▶ _LISTED ENTRIES_:
########

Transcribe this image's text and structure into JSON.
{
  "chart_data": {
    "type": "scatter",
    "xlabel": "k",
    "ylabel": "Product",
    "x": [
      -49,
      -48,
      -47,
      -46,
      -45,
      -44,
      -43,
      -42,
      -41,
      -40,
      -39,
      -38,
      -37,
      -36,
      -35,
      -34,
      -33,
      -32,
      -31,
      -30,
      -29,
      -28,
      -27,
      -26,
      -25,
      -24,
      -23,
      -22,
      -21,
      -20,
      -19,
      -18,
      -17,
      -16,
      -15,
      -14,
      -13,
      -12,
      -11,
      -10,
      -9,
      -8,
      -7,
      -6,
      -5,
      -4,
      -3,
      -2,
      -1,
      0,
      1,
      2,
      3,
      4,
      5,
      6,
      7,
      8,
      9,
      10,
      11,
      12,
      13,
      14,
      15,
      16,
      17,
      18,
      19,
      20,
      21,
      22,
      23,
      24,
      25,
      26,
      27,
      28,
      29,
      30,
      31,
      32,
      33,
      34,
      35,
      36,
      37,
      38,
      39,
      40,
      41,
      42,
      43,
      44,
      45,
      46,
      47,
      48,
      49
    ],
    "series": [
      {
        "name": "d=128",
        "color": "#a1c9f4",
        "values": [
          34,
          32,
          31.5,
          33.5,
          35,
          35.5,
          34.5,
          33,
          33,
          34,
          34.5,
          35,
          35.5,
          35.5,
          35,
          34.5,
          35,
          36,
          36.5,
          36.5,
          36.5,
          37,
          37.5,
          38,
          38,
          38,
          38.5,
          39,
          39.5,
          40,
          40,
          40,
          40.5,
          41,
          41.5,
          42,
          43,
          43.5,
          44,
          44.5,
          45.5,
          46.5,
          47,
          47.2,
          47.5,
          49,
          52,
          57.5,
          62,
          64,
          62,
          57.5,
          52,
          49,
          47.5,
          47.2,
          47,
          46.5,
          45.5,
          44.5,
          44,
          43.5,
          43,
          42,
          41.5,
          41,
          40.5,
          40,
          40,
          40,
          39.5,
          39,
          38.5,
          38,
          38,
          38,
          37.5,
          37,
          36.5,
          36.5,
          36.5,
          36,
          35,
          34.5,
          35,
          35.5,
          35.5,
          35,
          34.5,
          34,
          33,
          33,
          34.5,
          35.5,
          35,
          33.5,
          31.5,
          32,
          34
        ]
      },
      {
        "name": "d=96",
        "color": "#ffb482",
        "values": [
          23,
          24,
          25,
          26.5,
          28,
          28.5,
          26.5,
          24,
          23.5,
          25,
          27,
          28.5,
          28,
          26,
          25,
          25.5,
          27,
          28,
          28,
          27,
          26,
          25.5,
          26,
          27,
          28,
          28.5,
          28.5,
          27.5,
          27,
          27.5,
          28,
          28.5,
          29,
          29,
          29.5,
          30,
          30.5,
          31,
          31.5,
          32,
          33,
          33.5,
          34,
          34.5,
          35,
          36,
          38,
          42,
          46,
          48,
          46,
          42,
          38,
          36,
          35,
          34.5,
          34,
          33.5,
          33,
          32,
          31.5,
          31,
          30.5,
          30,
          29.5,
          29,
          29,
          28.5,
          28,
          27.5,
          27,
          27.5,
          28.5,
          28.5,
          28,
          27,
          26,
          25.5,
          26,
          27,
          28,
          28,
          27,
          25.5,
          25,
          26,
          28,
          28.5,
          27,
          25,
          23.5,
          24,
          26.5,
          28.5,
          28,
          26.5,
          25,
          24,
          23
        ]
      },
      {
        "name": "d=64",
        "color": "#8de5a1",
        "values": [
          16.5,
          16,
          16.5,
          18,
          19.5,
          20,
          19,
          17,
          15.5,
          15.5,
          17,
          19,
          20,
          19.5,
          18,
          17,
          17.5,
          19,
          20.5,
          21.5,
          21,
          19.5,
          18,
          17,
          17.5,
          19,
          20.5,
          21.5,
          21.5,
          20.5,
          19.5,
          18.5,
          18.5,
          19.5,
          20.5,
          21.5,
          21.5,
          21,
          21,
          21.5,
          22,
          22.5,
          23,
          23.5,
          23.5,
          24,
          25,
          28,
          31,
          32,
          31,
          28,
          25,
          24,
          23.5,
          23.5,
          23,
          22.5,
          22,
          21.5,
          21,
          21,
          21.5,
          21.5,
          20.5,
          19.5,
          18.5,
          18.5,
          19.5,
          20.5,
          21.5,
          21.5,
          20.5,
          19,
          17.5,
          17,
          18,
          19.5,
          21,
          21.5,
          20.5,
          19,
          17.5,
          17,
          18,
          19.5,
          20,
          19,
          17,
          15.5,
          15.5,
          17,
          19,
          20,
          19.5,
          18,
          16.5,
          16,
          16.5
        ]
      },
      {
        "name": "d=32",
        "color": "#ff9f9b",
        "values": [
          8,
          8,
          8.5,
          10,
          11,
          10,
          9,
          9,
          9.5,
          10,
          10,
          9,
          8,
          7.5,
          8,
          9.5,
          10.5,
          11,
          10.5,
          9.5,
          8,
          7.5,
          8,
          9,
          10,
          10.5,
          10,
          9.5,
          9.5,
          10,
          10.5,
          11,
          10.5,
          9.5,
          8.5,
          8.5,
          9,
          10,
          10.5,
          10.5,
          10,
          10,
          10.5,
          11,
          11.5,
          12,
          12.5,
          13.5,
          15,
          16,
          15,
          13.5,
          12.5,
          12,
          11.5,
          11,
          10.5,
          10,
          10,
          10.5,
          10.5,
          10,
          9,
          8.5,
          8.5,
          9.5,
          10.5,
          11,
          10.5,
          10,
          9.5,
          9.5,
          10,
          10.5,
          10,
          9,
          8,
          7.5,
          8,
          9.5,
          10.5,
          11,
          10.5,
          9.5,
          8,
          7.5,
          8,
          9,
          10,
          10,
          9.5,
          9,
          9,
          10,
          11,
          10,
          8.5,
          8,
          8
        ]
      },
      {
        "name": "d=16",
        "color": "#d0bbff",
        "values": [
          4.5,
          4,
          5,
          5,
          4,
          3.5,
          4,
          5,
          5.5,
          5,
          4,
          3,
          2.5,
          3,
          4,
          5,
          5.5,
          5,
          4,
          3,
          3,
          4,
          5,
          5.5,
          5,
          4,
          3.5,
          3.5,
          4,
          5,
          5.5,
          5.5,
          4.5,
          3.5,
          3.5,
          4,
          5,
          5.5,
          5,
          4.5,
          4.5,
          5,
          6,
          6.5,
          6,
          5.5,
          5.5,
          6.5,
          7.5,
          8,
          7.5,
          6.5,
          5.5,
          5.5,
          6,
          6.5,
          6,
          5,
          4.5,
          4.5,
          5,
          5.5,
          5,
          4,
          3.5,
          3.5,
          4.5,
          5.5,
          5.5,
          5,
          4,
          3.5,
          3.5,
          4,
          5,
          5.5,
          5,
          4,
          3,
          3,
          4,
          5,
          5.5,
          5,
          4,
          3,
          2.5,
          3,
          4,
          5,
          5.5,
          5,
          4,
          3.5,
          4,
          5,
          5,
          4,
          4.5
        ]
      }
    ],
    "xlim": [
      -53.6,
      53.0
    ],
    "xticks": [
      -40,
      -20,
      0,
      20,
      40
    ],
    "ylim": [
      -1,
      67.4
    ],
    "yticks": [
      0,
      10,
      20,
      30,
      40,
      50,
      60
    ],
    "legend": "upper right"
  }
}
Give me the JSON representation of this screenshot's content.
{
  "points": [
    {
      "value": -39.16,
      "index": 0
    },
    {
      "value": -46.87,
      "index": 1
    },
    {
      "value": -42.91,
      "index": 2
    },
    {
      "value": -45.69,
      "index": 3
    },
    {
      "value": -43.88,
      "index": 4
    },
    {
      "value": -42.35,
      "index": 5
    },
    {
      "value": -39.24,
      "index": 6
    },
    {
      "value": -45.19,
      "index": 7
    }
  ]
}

########

▶ _GOAL OF THE EXERCISE_: In the records above, find the line containing "Give me the"; please retype it and every line after it through the last line, exactly and with nothing else.

▶ _THE OUTPUT_:
Give me the JSON representation of this screenshot's content.
{
  "points": [
    {
      "value": -39.16,
      "index": 0
    },
    {
      "value": -46.87,
      "index": 1
    },
    {
      "value": -42.91,
      "index": 2
    },
    {
      "value": -45.69,
      "index": 3
    },
    {
      "value": -43.88,
      "index": 4
    },
    {
      "value": -42.35,
      "index": 5
    },
    {
      "value": -39.24,
      "index": 6
    },
    {
      "value": -45.19,
      "index": 7
    }
  ]
}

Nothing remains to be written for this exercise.